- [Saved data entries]
§

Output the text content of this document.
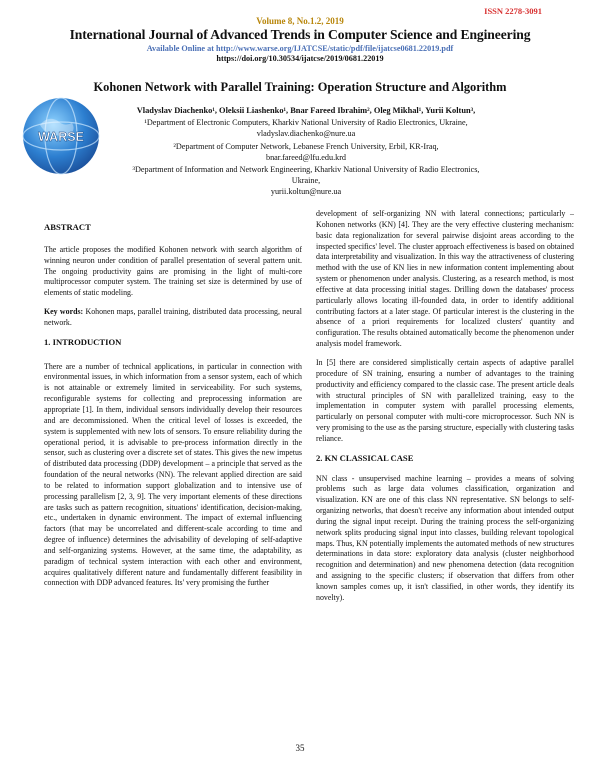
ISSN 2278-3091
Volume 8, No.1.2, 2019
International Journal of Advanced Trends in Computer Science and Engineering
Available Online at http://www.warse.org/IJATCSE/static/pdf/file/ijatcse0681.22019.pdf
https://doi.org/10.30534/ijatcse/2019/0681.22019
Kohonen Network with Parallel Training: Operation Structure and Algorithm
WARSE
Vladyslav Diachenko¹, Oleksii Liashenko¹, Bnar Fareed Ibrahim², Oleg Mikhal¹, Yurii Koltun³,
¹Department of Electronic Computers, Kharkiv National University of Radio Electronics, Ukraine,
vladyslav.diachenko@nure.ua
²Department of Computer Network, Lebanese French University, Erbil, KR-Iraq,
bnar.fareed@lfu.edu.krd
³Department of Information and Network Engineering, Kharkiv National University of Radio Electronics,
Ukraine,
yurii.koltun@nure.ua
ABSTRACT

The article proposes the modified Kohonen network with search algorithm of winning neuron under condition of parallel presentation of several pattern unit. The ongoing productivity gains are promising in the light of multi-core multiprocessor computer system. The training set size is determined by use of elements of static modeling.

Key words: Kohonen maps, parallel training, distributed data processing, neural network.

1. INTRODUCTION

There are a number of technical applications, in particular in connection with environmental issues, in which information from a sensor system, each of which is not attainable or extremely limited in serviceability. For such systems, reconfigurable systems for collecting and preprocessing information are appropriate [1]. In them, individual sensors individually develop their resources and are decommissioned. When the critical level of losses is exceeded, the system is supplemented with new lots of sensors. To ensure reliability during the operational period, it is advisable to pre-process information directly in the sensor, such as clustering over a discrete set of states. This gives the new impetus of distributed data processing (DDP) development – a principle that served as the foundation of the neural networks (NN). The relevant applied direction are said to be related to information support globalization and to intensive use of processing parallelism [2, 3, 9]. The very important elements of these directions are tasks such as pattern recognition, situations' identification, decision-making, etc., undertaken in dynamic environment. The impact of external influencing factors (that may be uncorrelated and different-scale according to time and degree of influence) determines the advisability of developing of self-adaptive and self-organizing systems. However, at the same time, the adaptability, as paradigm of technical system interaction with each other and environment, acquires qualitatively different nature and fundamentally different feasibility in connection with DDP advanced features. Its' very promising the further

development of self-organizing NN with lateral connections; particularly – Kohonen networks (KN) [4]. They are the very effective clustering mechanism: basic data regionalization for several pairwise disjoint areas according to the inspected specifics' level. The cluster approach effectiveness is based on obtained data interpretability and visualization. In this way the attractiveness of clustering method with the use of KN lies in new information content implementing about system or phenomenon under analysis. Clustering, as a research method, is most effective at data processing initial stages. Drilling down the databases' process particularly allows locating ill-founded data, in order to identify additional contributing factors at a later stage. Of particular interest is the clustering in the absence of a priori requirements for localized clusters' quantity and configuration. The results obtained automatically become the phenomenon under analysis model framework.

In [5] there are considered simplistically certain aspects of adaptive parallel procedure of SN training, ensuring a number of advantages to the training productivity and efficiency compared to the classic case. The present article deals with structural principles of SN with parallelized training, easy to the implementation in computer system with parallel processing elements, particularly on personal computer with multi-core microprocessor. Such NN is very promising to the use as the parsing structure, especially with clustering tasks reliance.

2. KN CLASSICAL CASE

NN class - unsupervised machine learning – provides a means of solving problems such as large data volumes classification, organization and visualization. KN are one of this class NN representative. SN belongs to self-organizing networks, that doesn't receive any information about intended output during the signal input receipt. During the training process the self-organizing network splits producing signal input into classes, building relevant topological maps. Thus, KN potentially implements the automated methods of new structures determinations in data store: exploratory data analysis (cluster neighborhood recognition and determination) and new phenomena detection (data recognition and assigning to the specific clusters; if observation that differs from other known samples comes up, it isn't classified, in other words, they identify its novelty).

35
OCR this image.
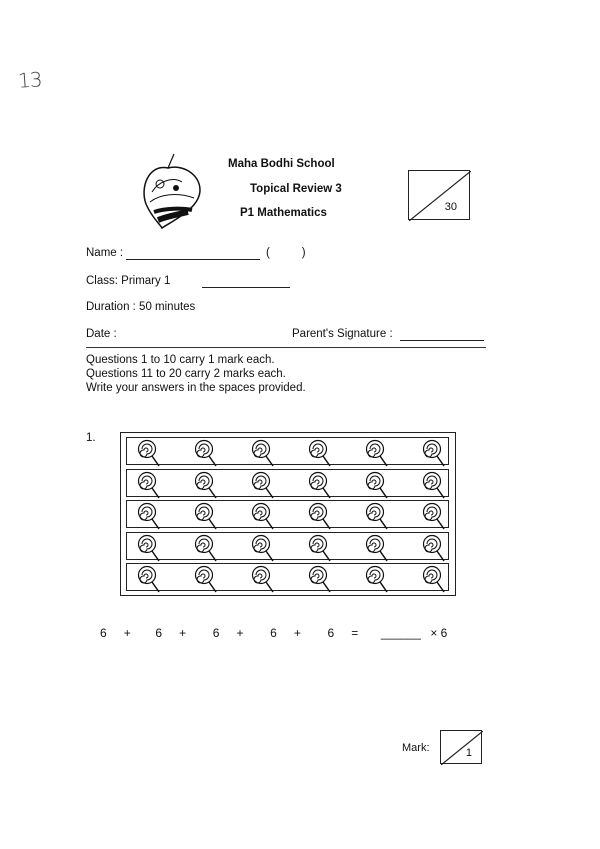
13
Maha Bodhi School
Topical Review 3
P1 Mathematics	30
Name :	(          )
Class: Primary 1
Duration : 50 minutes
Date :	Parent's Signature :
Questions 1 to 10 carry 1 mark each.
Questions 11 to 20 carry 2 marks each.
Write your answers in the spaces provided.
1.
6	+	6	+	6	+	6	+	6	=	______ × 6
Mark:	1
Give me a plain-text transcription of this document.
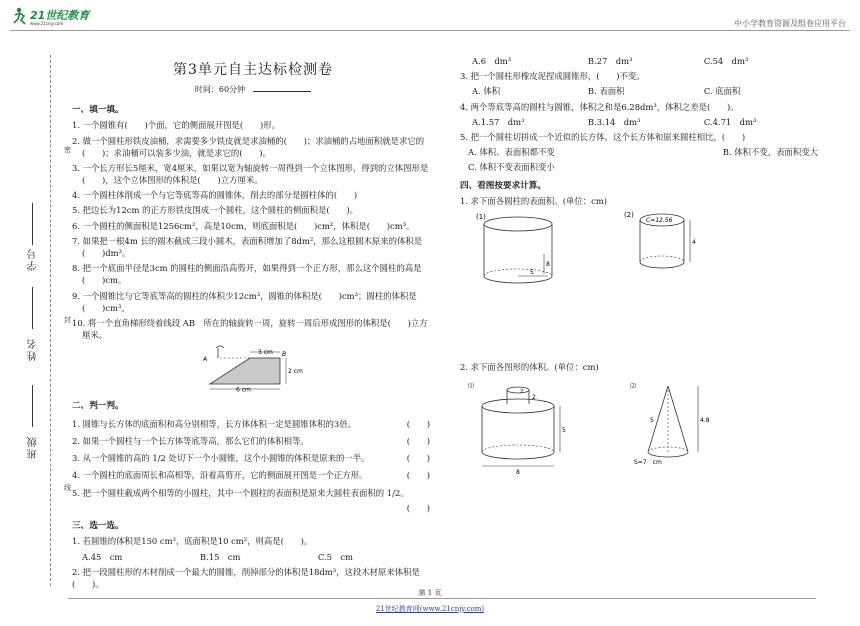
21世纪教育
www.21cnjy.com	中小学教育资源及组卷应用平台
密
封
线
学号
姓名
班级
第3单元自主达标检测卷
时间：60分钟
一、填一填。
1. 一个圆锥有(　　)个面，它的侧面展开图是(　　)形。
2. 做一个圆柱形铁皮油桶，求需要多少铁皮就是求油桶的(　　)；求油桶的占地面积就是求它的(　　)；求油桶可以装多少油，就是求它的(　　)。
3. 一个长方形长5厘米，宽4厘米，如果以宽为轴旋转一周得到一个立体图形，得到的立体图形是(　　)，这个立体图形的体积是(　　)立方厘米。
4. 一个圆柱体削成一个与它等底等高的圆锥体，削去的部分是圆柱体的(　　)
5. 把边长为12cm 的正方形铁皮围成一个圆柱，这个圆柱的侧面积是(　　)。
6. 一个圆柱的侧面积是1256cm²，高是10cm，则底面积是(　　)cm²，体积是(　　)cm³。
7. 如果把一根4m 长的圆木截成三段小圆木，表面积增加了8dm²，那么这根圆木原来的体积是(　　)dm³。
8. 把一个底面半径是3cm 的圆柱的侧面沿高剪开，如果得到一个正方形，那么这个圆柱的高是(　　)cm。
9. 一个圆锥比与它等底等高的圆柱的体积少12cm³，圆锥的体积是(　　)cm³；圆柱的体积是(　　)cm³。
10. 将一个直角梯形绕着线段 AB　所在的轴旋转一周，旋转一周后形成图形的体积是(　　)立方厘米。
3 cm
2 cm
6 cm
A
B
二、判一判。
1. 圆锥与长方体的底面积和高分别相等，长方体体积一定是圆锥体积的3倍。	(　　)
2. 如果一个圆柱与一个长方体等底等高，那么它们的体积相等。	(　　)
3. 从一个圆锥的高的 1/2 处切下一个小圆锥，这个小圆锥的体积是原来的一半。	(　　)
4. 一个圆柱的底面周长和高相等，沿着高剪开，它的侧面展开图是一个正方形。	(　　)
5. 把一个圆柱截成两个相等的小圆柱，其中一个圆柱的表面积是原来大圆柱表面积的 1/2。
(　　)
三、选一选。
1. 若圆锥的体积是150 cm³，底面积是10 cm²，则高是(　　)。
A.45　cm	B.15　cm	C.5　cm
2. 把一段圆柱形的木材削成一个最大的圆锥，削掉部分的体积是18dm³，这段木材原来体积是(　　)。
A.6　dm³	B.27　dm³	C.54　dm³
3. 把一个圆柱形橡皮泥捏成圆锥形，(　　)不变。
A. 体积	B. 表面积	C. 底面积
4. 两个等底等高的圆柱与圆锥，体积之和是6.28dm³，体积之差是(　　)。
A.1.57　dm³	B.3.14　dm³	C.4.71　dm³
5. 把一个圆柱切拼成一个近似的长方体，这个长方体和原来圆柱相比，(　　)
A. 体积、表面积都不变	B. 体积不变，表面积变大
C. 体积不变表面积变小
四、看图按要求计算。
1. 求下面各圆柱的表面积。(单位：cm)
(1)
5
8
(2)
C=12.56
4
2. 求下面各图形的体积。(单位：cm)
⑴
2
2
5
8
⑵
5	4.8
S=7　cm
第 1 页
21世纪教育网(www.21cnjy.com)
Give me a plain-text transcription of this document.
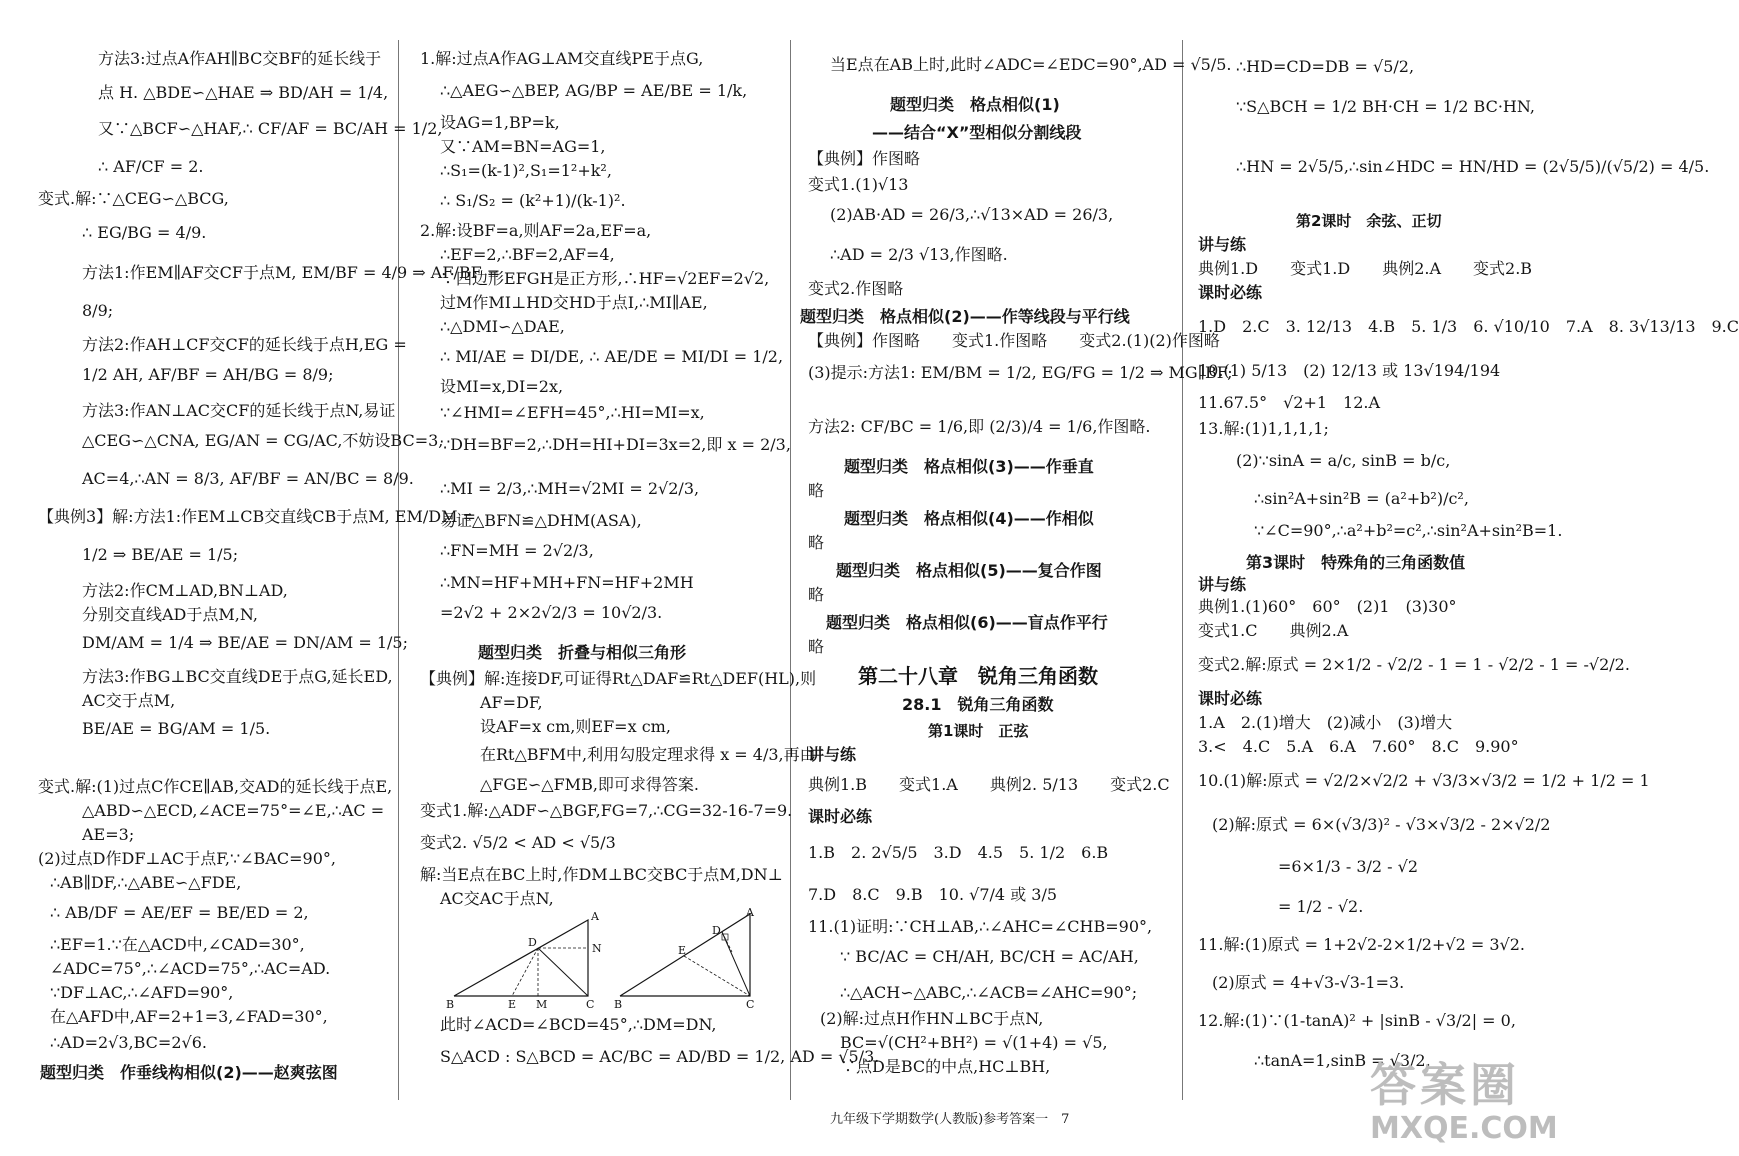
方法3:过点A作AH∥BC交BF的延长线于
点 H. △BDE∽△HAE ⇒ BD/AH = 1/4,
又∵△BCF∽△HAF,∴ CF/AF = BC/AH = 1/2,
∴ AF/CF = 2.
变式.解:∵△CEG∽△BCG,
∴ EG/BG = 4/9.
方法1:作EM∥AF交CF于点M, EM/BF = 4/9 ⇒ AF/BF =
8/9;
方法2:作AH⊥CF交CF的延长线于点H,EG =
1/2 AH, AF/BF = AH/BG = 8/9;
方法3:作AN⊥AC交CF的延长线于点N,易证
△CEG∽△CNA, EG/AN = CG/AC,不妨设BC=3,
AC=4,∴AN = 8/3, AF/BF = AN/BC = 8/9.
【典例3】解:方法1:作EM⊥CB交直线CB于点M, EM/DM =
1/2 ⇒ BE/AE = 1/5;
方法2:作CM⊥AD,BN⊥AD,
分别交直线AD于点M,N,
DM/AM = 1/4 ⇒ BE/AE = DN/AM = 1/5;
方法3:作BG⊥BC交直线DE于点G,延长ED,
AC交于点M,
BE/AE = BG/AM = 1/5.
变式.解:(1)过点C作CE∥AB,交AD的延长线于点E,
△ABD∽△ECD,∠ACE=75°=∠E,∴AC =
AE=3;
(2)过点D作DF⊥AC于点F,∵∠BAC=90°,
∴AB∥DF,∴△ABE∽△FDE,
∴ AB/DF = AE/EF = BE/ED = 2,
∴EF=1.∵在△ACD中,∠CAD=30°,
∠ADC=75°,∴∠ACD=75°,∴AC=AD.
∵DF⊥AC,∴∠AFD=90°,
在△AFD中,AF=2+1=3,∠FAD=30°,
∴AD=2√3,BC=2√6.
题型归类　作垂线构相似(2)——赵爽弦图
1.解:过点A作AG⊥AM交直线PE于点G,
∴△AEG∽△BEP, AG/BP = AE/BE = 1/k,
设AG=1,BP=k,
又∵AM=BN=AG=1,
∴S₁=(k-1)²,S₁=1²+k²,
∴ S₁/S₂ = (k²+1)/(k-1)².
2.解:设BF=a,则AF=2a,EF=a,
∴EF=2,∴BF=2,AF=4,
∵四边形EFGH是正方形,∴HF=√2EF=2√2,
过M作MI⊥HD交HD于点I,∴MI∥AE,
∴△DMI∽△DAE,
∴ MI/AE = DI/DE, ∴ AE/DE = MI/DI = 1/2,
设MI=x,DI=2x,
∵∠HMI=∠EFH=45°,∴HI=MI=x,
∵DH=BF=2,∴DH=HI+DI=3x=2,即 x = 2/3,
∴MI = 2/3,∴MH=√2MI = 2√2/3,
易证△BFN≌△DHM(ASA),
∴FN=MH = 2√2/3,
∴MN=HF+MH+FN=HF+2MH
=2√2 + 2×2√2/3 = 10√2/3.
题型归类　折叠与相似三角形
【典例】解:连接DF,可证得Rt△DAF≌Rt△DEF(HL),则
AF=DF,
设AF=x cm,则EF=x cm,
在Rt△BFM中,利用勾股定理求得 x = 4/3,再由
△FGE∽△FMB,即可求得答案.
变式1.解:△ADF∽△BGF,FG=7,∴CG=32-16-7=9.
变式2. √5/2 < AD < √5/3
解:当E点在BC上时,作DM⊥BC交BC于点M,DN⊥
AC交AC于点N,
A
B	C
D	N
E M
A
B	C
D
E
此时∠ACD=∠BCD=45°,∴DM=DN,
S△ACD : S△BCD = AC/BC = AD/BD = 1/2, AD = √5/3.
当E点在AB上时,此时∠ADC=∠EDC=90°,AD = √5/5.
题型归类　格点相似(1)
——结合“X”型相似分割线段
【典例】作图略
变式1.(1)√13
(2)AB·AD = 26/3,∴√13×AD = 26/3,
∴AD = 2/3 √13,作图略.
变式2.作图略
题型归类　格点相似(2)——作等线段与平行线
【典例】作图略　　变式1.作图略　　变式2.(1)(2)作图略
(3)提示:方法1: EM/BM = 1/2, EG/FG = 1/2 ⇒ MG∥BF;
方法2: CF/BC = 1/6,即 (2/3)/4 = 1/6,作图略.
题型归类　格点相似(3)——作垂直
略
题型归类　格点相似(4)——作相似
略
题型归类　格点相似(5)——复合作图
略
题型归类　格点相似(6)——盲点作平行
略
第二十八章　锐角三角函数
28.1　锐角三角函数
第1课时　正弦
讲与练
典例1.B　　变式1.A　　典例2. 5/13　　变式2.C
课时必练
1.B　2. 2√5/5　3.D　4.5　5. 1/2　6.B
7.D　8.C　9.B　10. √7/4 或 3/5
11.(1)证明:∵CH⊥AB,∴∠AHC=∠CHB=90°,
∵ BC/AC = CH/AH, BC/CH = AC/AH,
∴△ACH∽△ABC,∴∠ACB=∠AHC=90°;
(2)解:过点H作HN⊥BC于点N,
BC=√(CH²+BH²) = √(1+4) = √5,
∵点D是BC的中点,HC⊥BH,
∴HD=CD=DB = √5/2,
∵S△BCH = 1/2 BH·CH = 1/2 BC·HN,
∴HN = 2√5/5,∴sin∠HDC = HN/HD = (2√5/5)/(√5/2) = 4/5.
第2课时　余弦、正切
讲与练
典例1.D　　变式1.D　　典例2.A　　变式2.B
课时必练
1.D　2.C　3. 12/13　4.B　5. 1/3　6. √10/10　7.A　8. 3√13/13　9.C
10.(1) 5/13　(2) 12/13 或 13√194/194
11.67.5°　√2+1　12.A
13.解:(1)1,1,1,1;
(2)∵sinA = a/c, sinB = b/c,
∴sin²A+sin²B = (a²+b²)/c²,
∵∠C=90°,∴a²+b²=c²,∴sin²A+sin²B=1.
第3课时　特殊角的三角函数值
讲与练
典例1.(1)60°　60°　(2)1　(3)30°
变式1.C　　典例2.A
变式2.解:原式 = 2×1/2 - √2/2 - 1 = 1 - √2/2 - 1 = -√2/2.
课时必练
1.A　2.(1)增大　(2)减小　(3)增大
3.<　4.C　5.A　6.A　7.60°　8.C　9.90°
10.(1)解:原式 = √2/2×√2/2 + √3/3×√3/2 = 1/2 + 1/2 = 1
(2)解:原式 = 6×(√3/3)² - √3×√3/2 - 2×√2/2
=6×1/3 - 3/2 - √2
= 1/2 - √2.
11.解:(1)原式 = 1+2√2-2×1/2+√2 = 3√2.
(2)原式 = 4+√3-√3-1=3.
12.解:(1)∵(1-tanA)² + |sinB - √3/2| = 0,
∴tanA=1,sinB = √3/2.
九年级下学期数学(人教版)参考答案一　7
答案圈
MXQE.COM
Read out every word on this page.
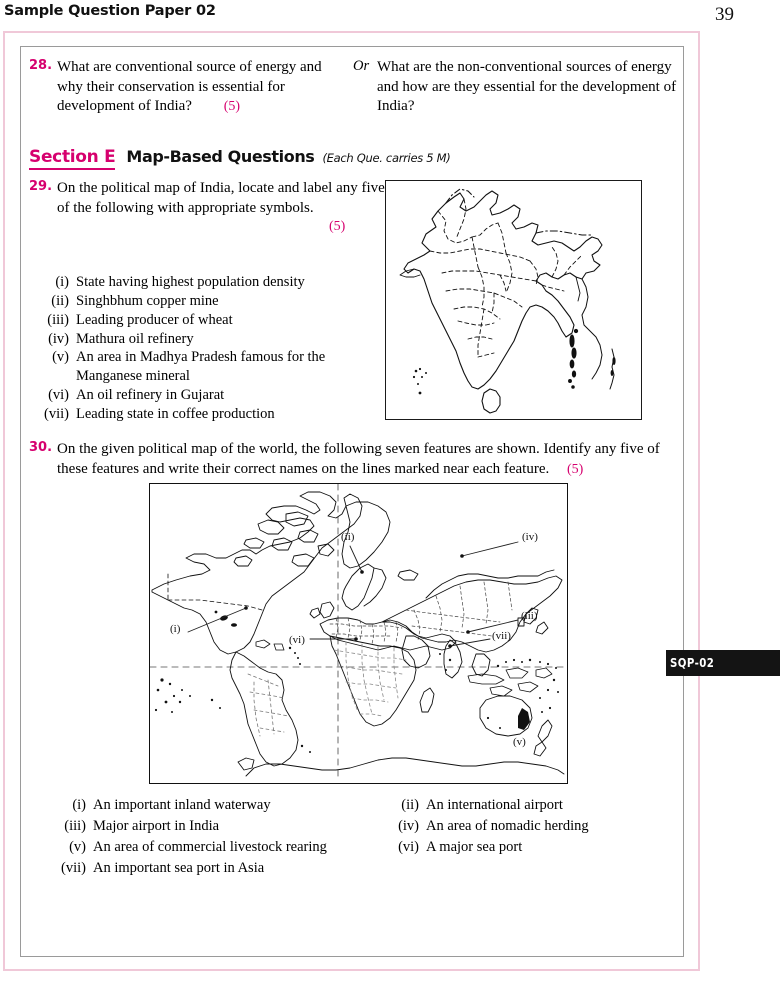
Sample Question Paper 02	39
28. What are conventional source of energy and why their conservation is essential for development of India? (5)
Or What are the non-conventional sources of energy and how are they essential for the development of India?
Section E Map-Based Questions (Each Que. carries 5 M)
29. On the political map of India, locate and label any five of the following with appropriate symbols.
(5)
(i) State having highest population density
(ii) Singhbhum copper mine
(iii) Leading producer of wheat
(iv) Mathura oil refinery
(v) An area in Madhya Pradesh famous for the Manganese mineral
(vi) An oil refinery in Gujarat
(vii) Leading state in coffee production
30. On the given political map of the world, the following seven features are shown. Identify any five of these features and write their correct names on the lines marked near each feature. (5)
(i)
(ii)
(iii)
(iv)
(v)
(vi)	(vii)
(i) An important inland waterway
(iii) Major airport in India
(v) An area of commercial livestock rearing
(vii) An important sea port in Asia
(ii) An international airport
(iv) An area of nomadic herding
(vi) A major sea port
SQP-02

§

- [Goal]
From the entries above, copy each line holding "five".

- [Complete answer]
29. On the political map of India, locate and label any five of the following with appropriate symbols.
30. On the given political map of the world, the following seven features are shown. Identify any five of these features and write their correct names on the lines marked near each feature. (5)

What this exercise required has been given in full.